Search the material for the string "name", then return every line where it is found.

# The input
■ ■ ■ ■ ■
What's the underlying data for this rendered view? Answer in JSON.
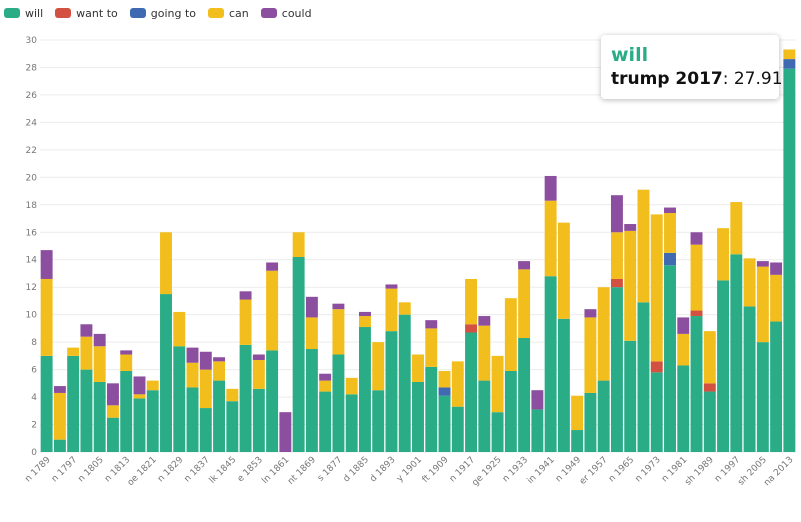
{
  "legend": [
    {
      "name": "will",
      "color": "#2aac87"
    },
    {
      "name": "want to",
      "color": "#d25140"
    },
    {
      "name": "going to",
      "color": "#3f6ab2"
    },
    {
      "name": "can",
      "color": "#f2be1d"
    },
    {
      "name": "could",
      "color": "#8c4e9e"
    }
  ],
  "tooltip": {
    "series": "will",
    "label": "trump 2017",
    "value": ": 27.91"
  },
  "chart_data": {
    "type": "bar",
    "stacked": true,
    "ylim": [
      0,
      30
    ],
    "yticks": [
      0,
      2,
      4,
      6,
      8,
      10,
      12,
      14,
      16,
      18,
      20,
      22,
      24,
      26,
      28,
      30
    ],
    "grid": true,
    "legend_position": "top-left",
    "xtick_labels": [
      {
        "index": 0,
        "label": "n 1789"
      },
      {
        "index": 2,
        "label": "n 1797"
      },
      {
        "index": 4,
        "label": "n 1805"
      },
      {
        "index": 6,
        "label": "n 1813"
      },
      {
        "index": 8,
        "label": "oe 1821"
      },
      {
        "index": 10,
        "label": "n 1829"
      },
      {
        "index": 12,
        "label": "n 1837"
      },
      {
        "index": 14,
        "label": "lk 1845"
      },
      {
        "index": 16,
        "label": "e 1853"
      },
      {
        "index": 18,
        "label": "ln 1861"
      },
      {
        "index": 20,
        "label": "nt 1869"
      },
      {
        "index": 22,
        "label": "s 1877"
      },
      {
        "index": 24,
        "label": "d 1885"
      },
      {
        "index": 26,
        "label": "d 1893"
      },
      {
        "index": 28,
        "label": "y 1901"
      },
      {
        "index": 30,
        "label": "ft 1909"
      },
      {
        "index": 32,
        "label": "n 1917"
      },
      {
        "index": 34,
        "label": "ge 1925"
      },
      {
        "index": 36,
        "label": "n 1933"
      },
      {
        "index": 38,
        "label": "in 1941"
      },
      {
        "index": 40,
        "label": "n 1949"
      },
      {
        "index": 42,
        "label": "er 1957"
      },
      {
        "index": 44,
        "label": "n 1965"
      },
      {
        "index": 46,
        "label": "n 1973"
      },
      {
        "index": 48,
        "label": "n 1981"
      },
      {
        "index": 50,
        "label": "sh 1989"
      },
      {
        "index": 52,
        "label": "n 1997"
      },
      {
        "index": 54,
        "label": "sh 2005"
      },
      {
        "index": 56,
        "label": "na 2013"
      }
    ],
    "series": [
      {
        "name": "will",
        "values": [
          7.0,
          0.9,
          7.0,
          6.0,
          5.1,
          2.5,
          5.9,
          3.9,
          4.5,
          11.5,
          7.7,
          4.7,
          3.2,
          5.2,
          3.7,
          7.8,
          4.6,
          7.4,
          0,
          14.2,
          7.5,
          4.4,
          7.1,
          4.2,
          9.1,
          4.5,
          8.8,
          10.0,
          5.1,
          6.2,
          4.1,
          3.3,
          8.7,
          5.2,
          2.9,
          5.9,
          8.3,
          3.1,
          12.8,
          9.7,
          1.6,
          4.3,
          5.2,
          12.0,
          8.1,
          10.9,
          5.8,
          13.6,
          6.3,
          9.9,
          4.4,
          12.5,
          14.4,
          10.6,
          8.0,
          9.5,
          27.91
        ]
      },
      {
        "name": "want to",
        "values": [
          0,
          0,
          0,
          0,
          0,
          0,
          0,
          0,
          0,
          0,
          0,
          0,
          0,
          0,
          0,
          0,
          0,
          0,
          0,
          0,
          0,
          0,
          0,
          0,
          0,
          0,
          0,
          0,
          0,
          0,
          0,
          0,
          0.6,
          0,
          0,
          0,
          0,
          0,
          0,
          0,
          0,
          0,
          0,
          0.6,
          0,
          0,
          0.8,
          0,
          0,
          0.4,
          0.6,
          0,
          0,
          0,
          0,
          0,
          0
        ]
      },
      {
        "name": "going to",
        "values": [
          0,
          0,
          0,
          0,
          0,
          0,
          0,
          0,
          0,
          0,
          0,
          0,
          0,
          0,
          0,
          0,
          0,
          0,
          0,
          0,
          0,
          0,
          0,
          0,
          0,
          0,
          0,
          0,
          0,
          0,
          0.6,
          0,
          0,
          0,
          0,
          0,
          0,
          0,
          0,
          0,
          0,
          0,
          0,
          0,
          0,
          0,
          0,
          0.9,
          0,
          0,
          0,
          0,
          0,
          0,
          0,
          0,
          0.7
        ]
      },
      {
        "name": "can",
        "values": [
          5.6,
          3.4,
          0.6,
          2.4,
          2.6,
          0.9,
          1.2,
          0.3,
          0.7,
          4.5,
          2.5,
          1.8,
          2.8,
          1.4,
          0.9,
          3.3,
          2.1,
          5.8,
          0,
          1.8,
          2.3,
          0.8,
          3.3,
          1.2,
          0.8,
          3.5,
          3.1,
          0.9,
          2.0,
          2.8,
          1.2,
          3.3,
          3.3,
          4.0,
          4.1,
          5.3,
          5.0,
          0,
          5.5,
          7.0,
          2.5,
          5.5,
          6.8,
          3.4,
          8.0,
          8.2,
          10.7,
          2.9,
          2.3,
          4.8,
          3.8,
          3.8,
          3.8,
          3.5,
          5.5,
          3.4,
          0.7
        ]
      },
      {
        "name": "could",
        "values": [
          2.1,
          0.5,
          0,
          0.9,
          0.9,
          1.6,
          0.3,
          1.3,
          0,
          0,
          0,
          1.1,
          1.3,
          0.3,
          0,
          0.6,
          0.4,
          0.6,
          2.9,
          0,
          1.5,
          0.5,
          0.4,
          0,
          0.3,
          0,
          0.3,
          0,
          0,
          0.6,
          0,
          0,
          0,
          0.7,
          0,
          0,
          0.6,
          1.4,
          1.8,
          0,
          0,
          0.6,
          0,
          2.7,
          0.5,
          0,
          0,
          0.4,
          1.2,
          0.9,
          0,
          0,
          0,
          0,
          0.4,
          0.9,
          0
        ]
      }
    ]
  }
}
■ ■ ■ ■ ■
# Output of the task
      "name": "will",
      "name": "want to",
      "name": "going to",
      "name": "can",
      "name": "could",
        "name": "will",
        "name": "want to",
        "name": "going to",
        "name": "can",
        "name": "could",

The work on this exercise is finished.